* Begin Given information *
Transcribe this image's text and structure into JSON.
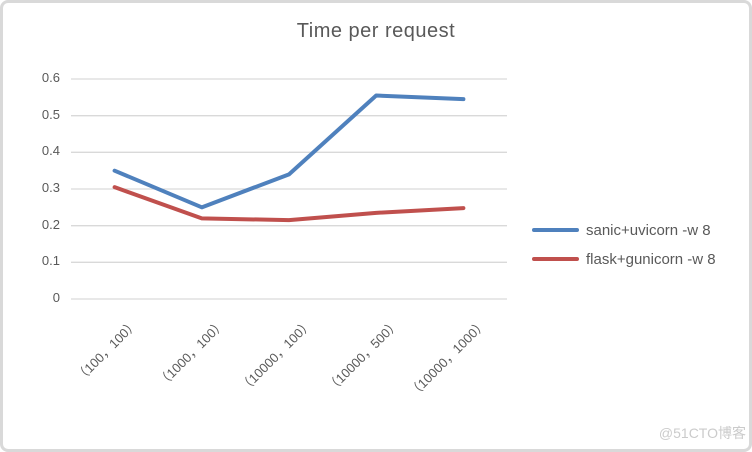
{
  "watermark": "@51CTO博客",
  "colors": {
    "grid": "#d9d9d9",
    "text": "#595959",
    "border": "#d9d9d9",
    "watermark": "#cbcbcb",
    "series_blue": "#4F81BD",
    "series_red": "#C0504D"
  },
  "chart_data": {
    "type": "line",
    "title": "Time per request",
    "categories": [
      "（100，100）",
      "（1000，100）",
      "（10000，100）",
      "（10000，500）",
      "（10000，1000）"
    ],
    "series": [
      {
        "name": "sanic+uvicorn -w 8",
        "color": "#4F81BD",
        "values": [
          0.35,
          0.25,
          0.34,
          0.555,
          0.545
        ]
      },
      {
        "name": "flask+gunicorn -w 8",
        "color": "#C0504D",
        "values": [
          0.305,
          0.22,
          0.215,
          0.235,
          0.248
        ]
      }
    ],
    "xlabel": "",
    "ylabel": "",
    "ylim": [
      0,
      0.6
    ],
    "yticks": [
      0,
      0.1,
      0.2,
      0.3,
      0.4,
      0.5,
      0.6
    ],
    "ytick_labels": [
      "0",
      "0.1",
      "0.2",
      "0.3",
      "0.4",
      "0.5",
      "0.6"
    ],
    "grid": true,
    "legend_position": "right"
  }
}
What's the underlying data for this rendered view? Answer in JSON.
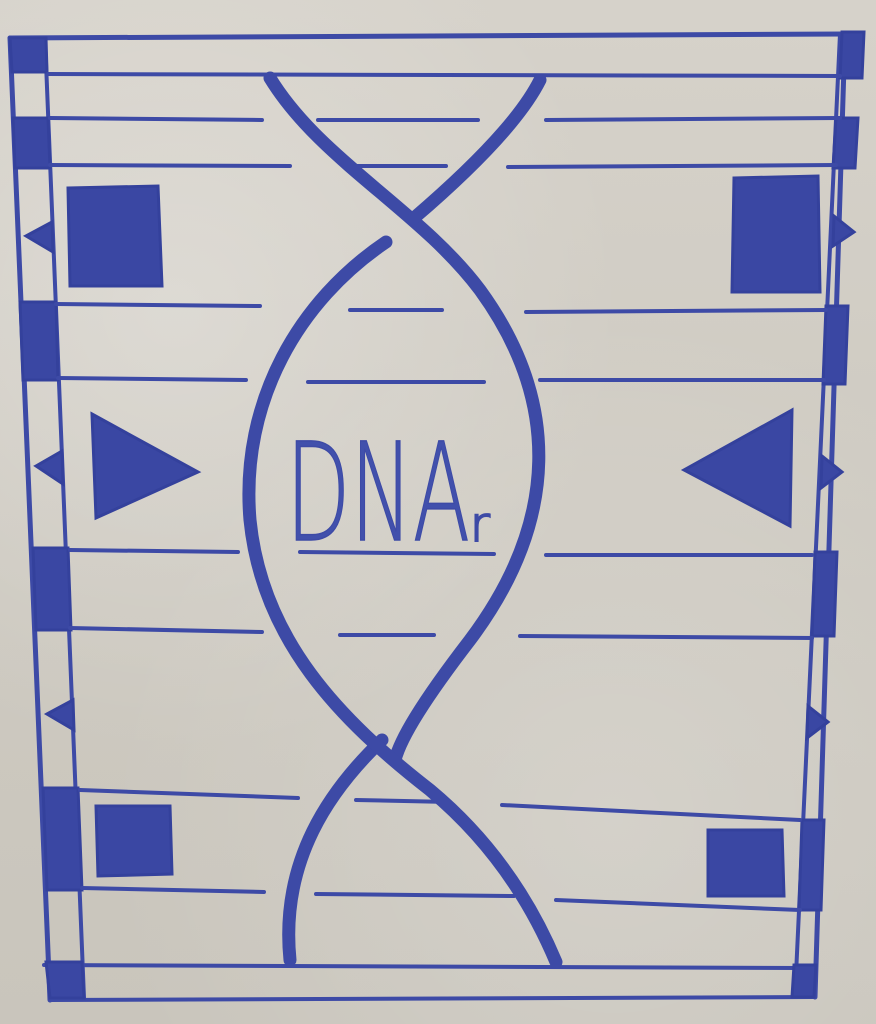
{
  "drawing": {
    "label_main": "DNA",
    "label_sub": "r"
  },
  "colors": {
    "ink": "#3d4aa6",
    "paper": "#cfcbc2"
  },
  "icons": {
    "squares": "filled-square-icon",
    "triangles": "filled-triangle-icon",
    "edge_markers": "small-triangle-notch-icon"
  }
}
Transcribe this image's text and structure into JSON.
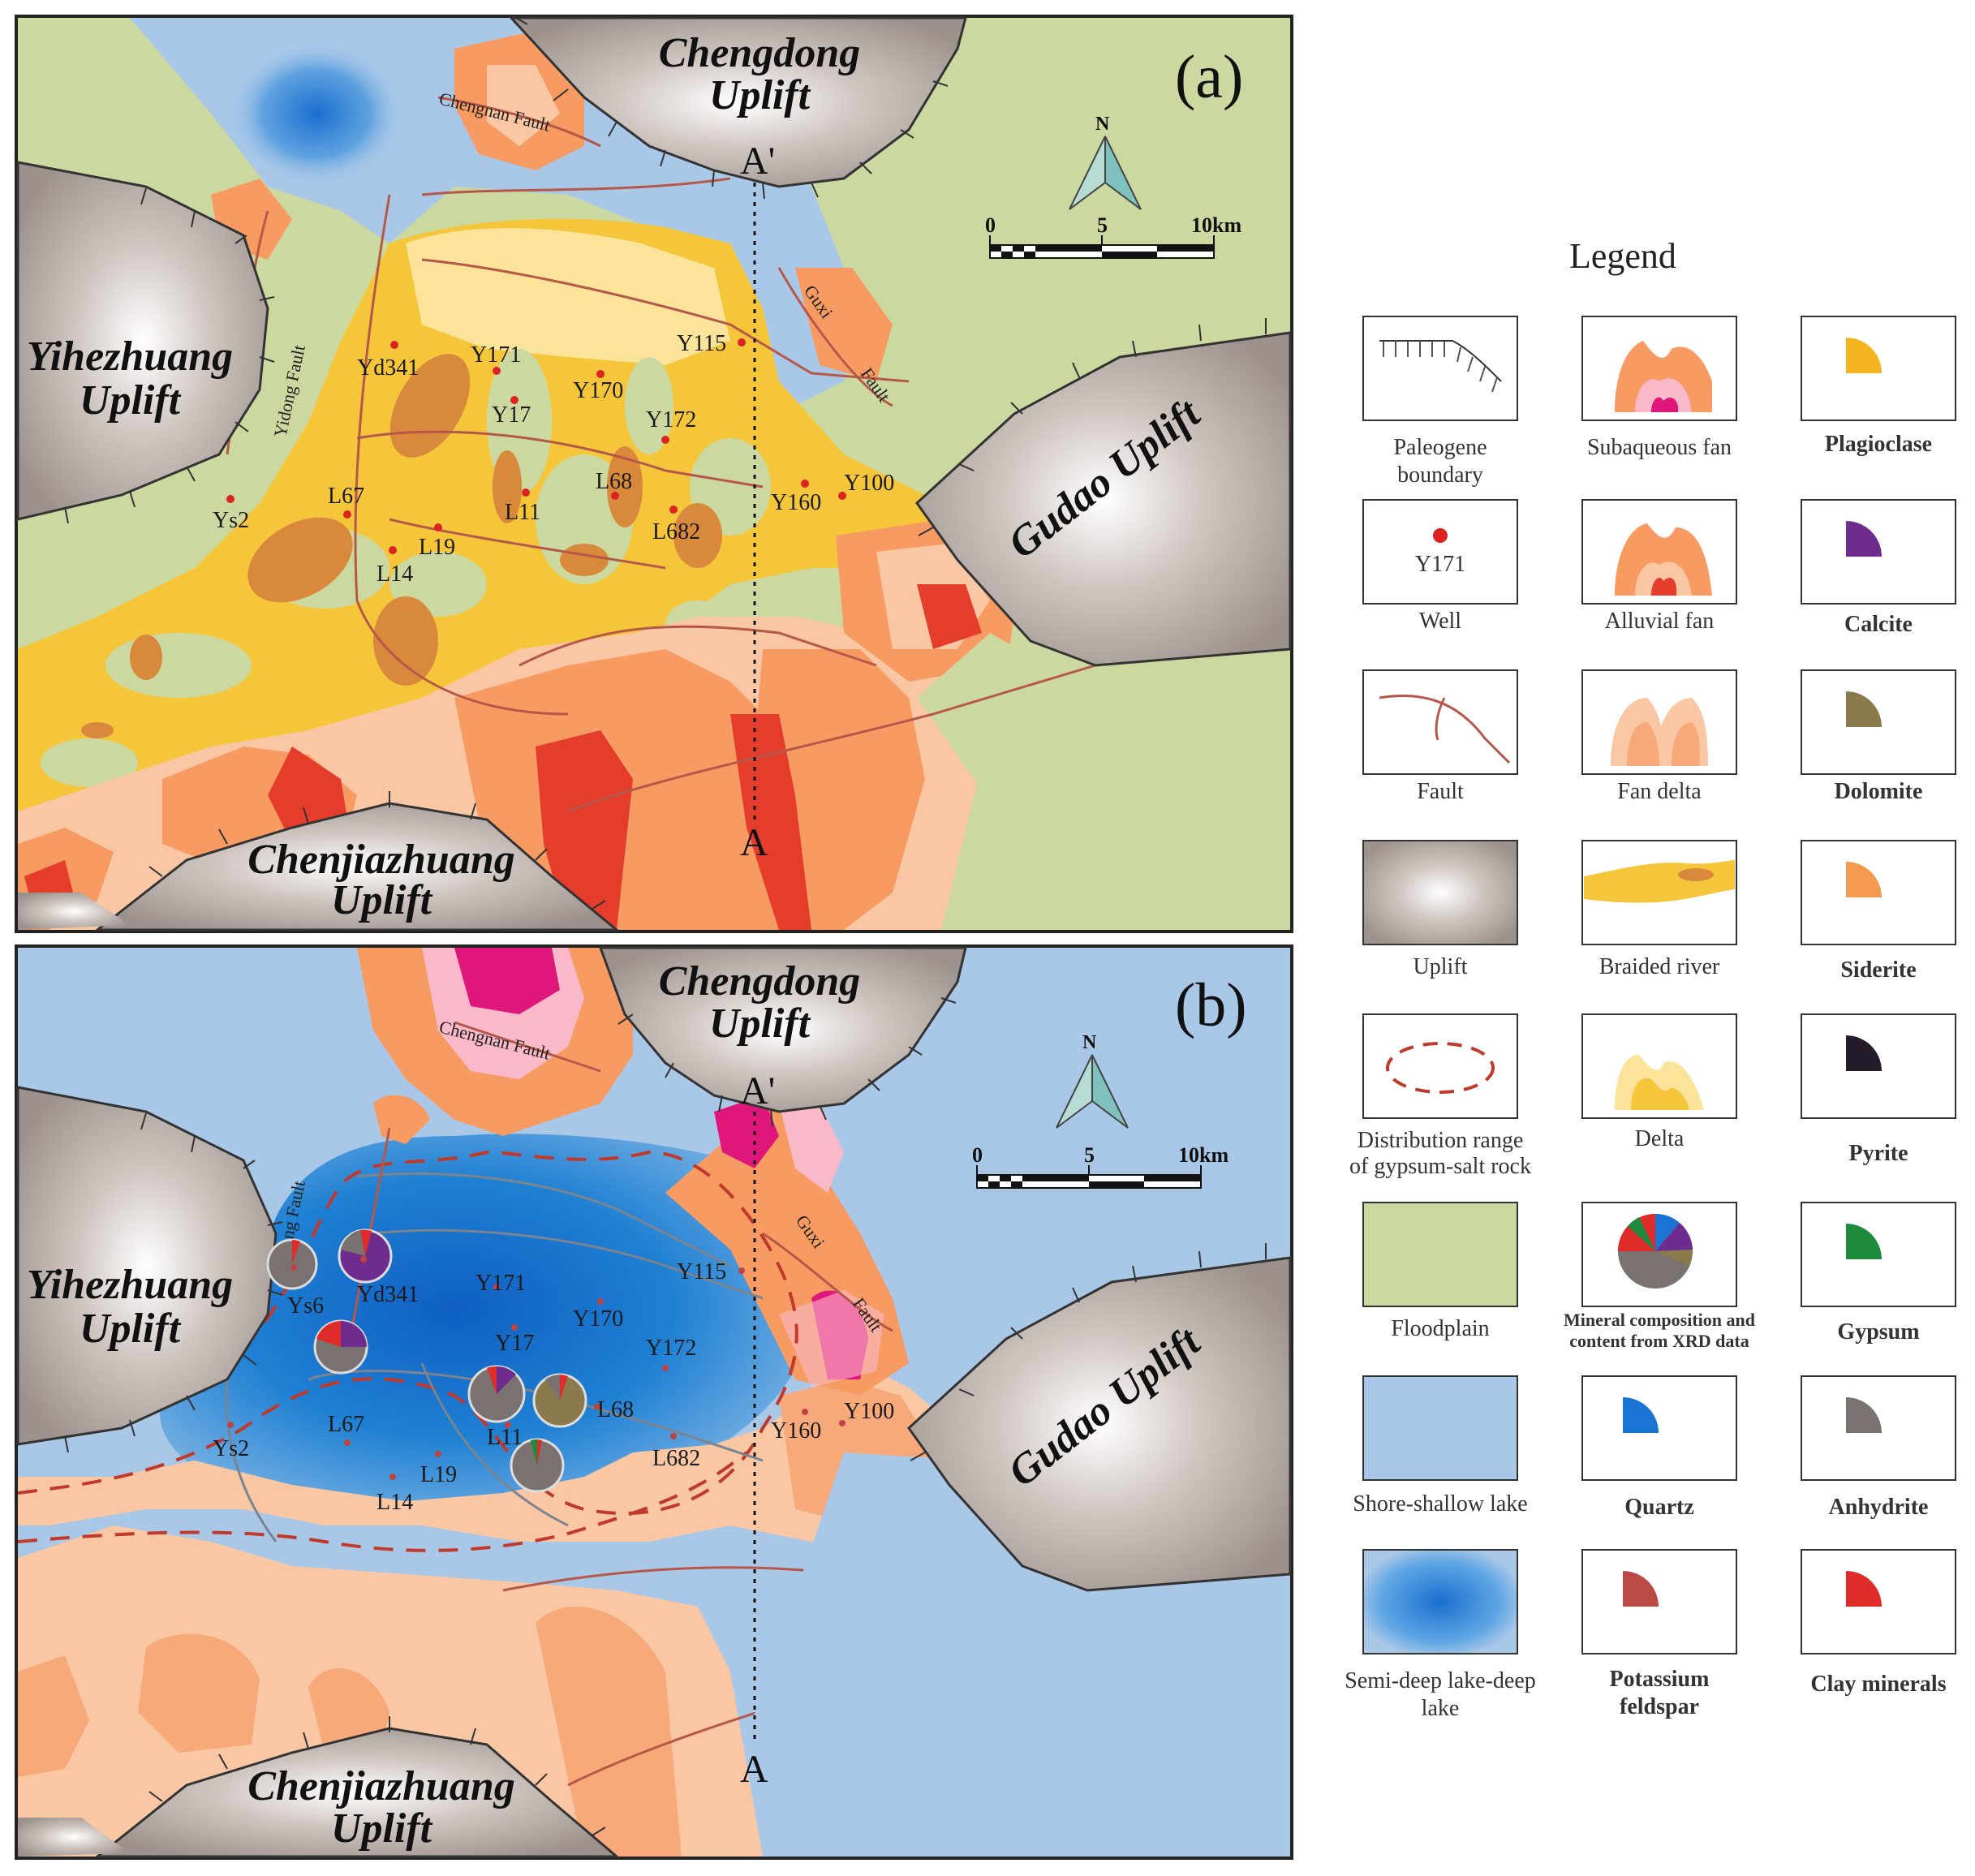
{
  "panels": {
    "a": {
      "label": "(a)",
      "uplifts": {
        "chengdong": [
          "Chengdong",
          "Uplift"
        ],
        "yihezhuang": [
          "Yihezhuang",
          "Uplift"
        ],
        "gudao": "Gudao Uplift",
        "chenjiazhuang": [
          "Chenjiazhuang",
          "Uplift"
        ]
      },
      "faults": {
        "chengnan": "Chengnan Fault",
        "yidong": "Yidong Fault",
        "guxi": "Guxi",
        "guxi_fault": "Fault"
      },
      "wells": [
        "Yd341",
        "Y171",
        "Y115",
        "Y170",
        "Y17",
        "Y172",
        "L68",
        "L67",
        "Ys2",
        "L11",
        "L19",
        "L14",
        "L682",
        "Y160",
        "Y100"
      ],
      "section_top": "A'",
      "section_bottom": "A"
    },
    "b": {
      "label": "(b)",
      "uplifts": {
        "chengdong": [
          "Chengdong",
          "Uplift"
        ],
        "yihezhuang": [
          "Yihezhuang",
          "Uplift"
        ],
        "gudao": "Gudao Uplift",
        "chenjiazhuang": [
          "Chenjiazhuang",
          "Uplift"
        ]
      },
      "faults": {
        "chengnan": "Chengnan Fault",
        "yidong": "Yidong Fault",
        "guxi": "Guxi",
        "guxi_fault": "Fault"
      },
      "wells": [
        "Ys6",
        "Yd341",
        "Y171",
        "Y115",
        "Y170",
        "Y17",
        "Y172",
        "L68",
        "L67",
        "Ys2",
        "L11",
        "L19",
        "L14",
        "L682",
        "Y160",
        "Y100"
      ],
      "section_top": "A'",
      "section_bottom": "A"
    }
  },
  "north_arrow": "N",
  "scale_bar": {
    "labels": [
      "0",
      "5",
      "10km"
    ]
  },
  "legend": {
    "title": "Legend",
    "items": [
      {
        "key": "paleogene",
        "label": [
          "Paleogene",
          "boundary"
        ]
      },
      {
        "key": "subaqueous",
        "label": [
          "Subaqueous fan"
        ]
      },
      {
        "key": "plagioclase",
        "label": [
          "Plagioclase"
        ],
        "color": "#f5b521"
      },
      {
        "key": "well",
        "label": [
          "Well"
        ],
        "sample": "Y171"
      },
      {
        "key": "alluvial",
        "label": [
          "Alluvial fan"
        ]
      },
      {
        "key": "calcite",
        "label": [
          "Calcite"
        ],
        "color": "#6e2d8e"
      },
      {
        "key": "fault",
        "label": [
          "Fault"
        ]
      },
      {
        "key": "fandelta",
        "label": [
          "Fan delta"
        ]
      },
      {
        "key": "dolomite",
        "label": [
          "Dolomite"
        ],
        "color": "#8a7a4c"
      },
      {
        "key": "uplift",
        "label": [
          "Uplift"
        ]
      },
      {
        "key": "braided",
        "label": [
          "Braided river"
        ]
      },
      {
        "key": "siderite",
        "label": [
          "Siderite"
        ],
        "color": "#f39a4e"
      },
      {
        "key": "gypsumrange",
        "label": [
          "Distribution range",
          "of gypsum-salt rock"
        ]
      },
      {
        "key": "delta",
        "label": [
          "Delta"
        ]
      },
      {
        "key": "pyrite",
        "label": [
          "Pyrite"
        ],
        "color": "#231a2a"
      },
      {
        "key": "floodplain",
        "label": [
          "Floodplain"
        ]
      },
      {
        "key": "mineral",
        "label": [
          "Mineral composition and",
          "content from XRD data"
        ]
      },
      {
        "key": "gypsum",
        "label": [
          "Gypsum"
        ],
        "color": "#1e8a3c"
      },
      {
        "key": "shoreshallow",
        "label": [
          "Shore-shallow lake"
        ]
      },
      {
        "key": "quartz",
        "label": [
          "Quartz"
        ],
        "color": "#1a74d4"
      },
      {
        "key": "anhydrite",
        "label": [
          "Anhydrite"
        ],
        "color": "#7a7270"
      },
      {
        "key": "semideep",
        "label": [
          "Semi-deep lake-deep",
          "lake"
        ]
      },
      {
        "key": "kfeldspar",
        "label": [
          "Potassium",
          "feldspar"
        ],
        "color": "#b94a44"
      },
      {
        "key": "clay",
        "label": [
          "Clay minerals"
        ],
        "color": "#e02b2b"
      }
    ]
  },
  "colors": {
    "floodplain": "#cbd9a0",
    "shore_lake": "#a9c8e8",
    "deep_lake": "#1f7fd0",
    "uplift": "#b3a9a5",
    "fan_outer": "#f9c7a4",
    "fan_mid": "#f79b63",
    "fan_core": "#e53d2c",
    "braided": "#f5c53a",
    "braided_dark": "#d9893c",
    "delta": "#fbe49a",
    "subaqueous_core": "#e0177a",
    "fault": "#b5584a"
  }
}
* End Given information *
Directive: Repeat the records in full, exactly as they appear, without the pictures.

Complete response:
Transcribe this image's text and structure into JSON.
{
  "watermark": "@51CTO博客",
  "colors": {
    "grid": "#d9d9d9",
    "text": "#595959",
    "border": "#d9d9d9",
    "watermark": "#cbcbcb",
    "series_blue": "#4F81BD",
    "series_red": "#C0504D"
  },
  "chart_data": {
    "type": "line",
    "title": "Time per request",
    "categories": [
      "（100，100）",
      "（1000，100）",
      "（10000，100）",
      "（10000，500）",
      "（10000，1000）"
    ],
    "series": [
      {
        "name": "sanic+uvicorn -w 8",
        "color": "#4F81BD",
        "values": [
          0.35,
          0.25,
          0.34,
          0.555,
          0.545
        ]
      },
      {
        "name": "flask+gunicorn -w 8",
        "color": "#C0504D",
        "values": [
          0.305,
          0.22,
          0.215,
          0.235,
          0.248
        ]
      }
    ],
    "xlabel": "",
    "ylabel": "",
    "ylim": [
      0,
      0.6
    ],
    "yticks": [
      0,
      0.1,
      0.2,
      0.3,
      0.4,
      0.5,
      0.6
    ],
    "ytick_labels": [
      "0",
      "0.1",
      "0.2",
      "0.3",
      "0.4",
      "0.5",
      "0.6"
    ],
    "grid": true,
    "legend_position": "right"
  }
}
What's the underlying data for this rendered view? Answer in JSON.
{
  "drawing": {
    "label_main": "DNA",
    "label_sub": "r"
  },
  "colors": {
    "ink": "#3d4aa6",
    "paper": "#cfcbc2"
  },
  "icons": {
    "squares": "filled-square-icon",
    "triangles": "filled-triangle-icon",
    "edge_markers": "small-triangle-notch-icon"
  }
}
Transcribe this image's text and structure into JSON.
{
  "panels": {
    "a": {
      "label": "(a)",
      "uplifts": {
        "chengdong": [
          "Chengdong",
          "Uplift"
        ],
        "yihezhuang": [
          "Yihezhuang",
          "Uplift"
        ],
        "gudao": "Gudao Uplift",
        "chenjiazhuang": [
          "Chenjiazhuang",
          "Uplift"
        ]
      },
      "faults": {
        "chengnan": "Chengnan Fault",
        "yidong": "Yidong Fault",
        "guxi": "Guxi",
        "guxi_fault": "Fault"
      },
      "wells": [
        "Yd341",
        "Y171",
        "Y115",
        "Y170",
        "Y17",
        "Y172",
        "L68",
        "L67",
        "Ys2",
        "L11",
        "L19",
        "L14",
        "L682",
        "Y160",
        "Y100"
      ],
      "section_top": "A'",
      "section_bottom": "A"
    },
    "b": {
      "label": "(b)",
      "uplifts": {
        "chengdong": [
          "Chengdong",
          "Uplift"
        ],
        "yihezhuang": [
          "Yihezhuang",
          "Uplift"
        ],
        "gudao": "Gudao Uplift",
        "chenjiazhuang": [
          "Chenjiazhuang",
          "Uplift"
        ]
      },
      "faults": {
        "chengnan": "Chengnan Fault",
        "yidong": "Yidong Fault",
        "guxi": "Guxi",
        "guxi_fault": "Fault"
      },
      "wells": [
        "Ys6",
        "Yd341",
        "Y171",
        "Y115",
        "Y170",
        "Y17",
        "Y172",
        "L68",
        "L67",
        "Ys2",
        "L11",
        "L19",
        "L14",
        "L682",
        "Y160",
        "Y100"
      ],
      "section_top": "A'",
      "section_bottom": "A"
    }
  },
  "north_arrow": "N",
  "scale_bar": {
    "labels": [
      "0",
      "5",
      "10km"
    ]
  },
  "legend": {
    "title": "Legend",
    "items": [
      {
        "key": "paleogene",
        "label": [
          "Paleogene",
          "boundary"
        ]
      },
      {
        "key": "subaqueous",
        "label": [
          "Subaqueous fan"
        ]
      },
      {
        "key": "plagioclase",
        "label": [
          "Plagioclase"
        ],
        "color": "#f5b521"
      },
      {
        "key": "well",
        "label": [
          "Well"
        ],
        "sample": "Y171"
      },
      {
        "key": "alluvial",
        "label": [
          "Alluvial fan"
        ]
      },
      {
        "key": "calcite",
        "label": [
          "Calcite"
        ],
        "color": "#6e2d8e"
      },
      {
        "key": "fault",
        "label": [
          "Fault"
        ]
      },
      {
        "key": "fandelta",
        "label": [
          "Fan delta"
        ]
      },
      {
        "key": "dolomite",
        "label": [
          "Dolomite"
        ],
        "color": "#8a7a4c"
      },
      {
        "key": "uplift",
        "label": [
          "Uplift"
        ]
      },
      {
        "key": "braided",
        "label": [
          "Braided river"
        ]
      },
      {
        "key": "siderite",
        "label": [
          "Siderite"
        ],
        "color": "#f39a4e"
      },
      {
        "key": "gypsumrange",
        "label": [
          "Distribution range",
          "of gypsum-salt rock"
        ]
      },
      {
        "key": "delta",
        "label": [
          "Delta"
        ]
      },
      {
        "key": "pyrite",
        "label": [
          "Pyrite"
        ],
        "color": "#231a2a"
      },
      {
        "key": "floodplain",
        "label": [
          "Floodplain"
        ]
      },
      {
        "key": "mineral",
        "label": [
          "Mineral composition and",
          "content from XRD data"
        ]
      },
      {
        "key": "gypsum",
        "label": [
          "Gypsum"
        ],
        "color": "#1e8a3c"
      },
      {
        "key": "shoreshallow",
        "label": [
          "Shore-shallow lake"
        ]
      },
      {
        "key": "quartz",
        "label": [
          "Quartz"
        ],
        "color": "#1a74d4"
      },
      {
        "key": "anhydrite",
        "label": [
          "Anhydrite"
        ],
        "color": "#7a7270"
      },
      {
        "key": "semideep",
        "label": [
          "Semi-deep lake-deep",
          "lake"
        ]
      },
      {
        "key": "kfeldspar",
        "label": [
          "Potassium",
          "feldspar"
        ],
        "color": "#b94a44"
      },
      {
        "key": "clay",
        "label": [
          "Clay minerals"
        ],
        "color": "#e02b2b"
      }
    ]
  },
  "colors": {
    "floodplain": "#cbd9a0",
    "shore_lake": "#a9c8e8",
    "deep_lake": "#1f7fd0",
    "uplift": "#b3a9a5",
    "fan_outer": "#f9c7a4",
    "fan_mid": "#f79b63",
    "fan_core": "#e53d2c",
    "braided": "#f5c53a",
    "braided_dark": "#d9893c",
    "delta": "#fbe49a",
    "subaqueous_core": "#e0177a",
    "fault": "#b5584a"
  }
}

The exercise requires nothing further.